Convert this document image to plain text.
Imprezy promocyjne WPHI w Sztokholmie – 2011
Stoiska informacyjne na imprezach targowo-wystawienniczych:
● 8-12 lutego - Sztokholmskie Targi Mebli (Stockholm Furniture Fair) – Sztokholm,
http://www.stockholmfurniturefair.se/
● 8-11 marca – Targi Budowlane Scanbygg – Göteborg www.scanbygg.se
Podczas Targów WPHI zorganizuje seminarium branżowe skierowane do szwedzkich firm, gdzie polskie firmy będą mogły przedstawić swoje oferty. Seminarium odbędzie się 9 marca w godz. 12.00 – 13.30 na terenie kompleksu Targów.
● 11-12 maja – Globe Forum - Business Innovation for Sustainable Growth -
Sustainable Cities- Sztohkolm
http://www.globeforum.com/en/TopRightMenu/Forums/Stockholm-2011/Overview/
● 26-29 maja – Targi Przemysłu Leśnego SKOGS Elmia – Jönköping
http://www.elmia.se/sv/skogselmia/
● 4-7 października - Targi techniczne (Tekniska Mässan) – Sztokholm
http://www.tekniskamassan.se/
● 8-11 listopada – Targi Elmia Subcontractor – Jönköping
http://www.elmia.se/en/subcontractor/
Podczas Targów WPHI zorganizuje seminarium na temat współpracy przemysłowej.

________________________________________

Exercise >> Recopy all the lines exactly as they appear.

Result for this task >>
Convert this document image to plain text.
Imprezy promocyjne WPHI w Sztokholmie – 2011
Stoiska informacyjne na imprezach targowo-wystawienniczych:
● 8-12 lutego - Sztokholmskie Targi Mebli (Stockholm Furniture Fair) – Sztokholm,
http://www.stockholmfurniturefair.se/
● 8-11 marca – Targi Budowlane Scanbygg – Göteborg www.scanbygg.se
Podczas Targów WPHI zorganizuje seminarium branżowe skierowane do szwedzkich firm, gdzie polskie firmy będą mogły przedstawić swoje oferty. Seminarium odbędzie się 9 marca w godz. 12.00 – 13.30 na terenie kompleksu Targów.
● 11-12 maja – Globe Forum - Business Innovation for Sustainable Growth -
Sustainable Cities- Sztohkolm
http://www.globeforum.com/en/TopRightMenu/Forums/Stockholm-2011/Overview/
● 26-29 maja – Targi Przemysłu Leśnego SKOGS Elmia – Jönköping
http://www.elmia.se/sv/skogselmia/
● 4-7 października - Targi techniczne (Tekniska Mässan) – Sztokholm
http://www.tekniskamassan.se/
● 8-11 listopada – Targi Elmia Subcontractor – Jönköping
http://www.elmia.se/en/subcontractor/
Podczas Targów WPHI zorganizuje seminarium na temat współpracy przemysłowej.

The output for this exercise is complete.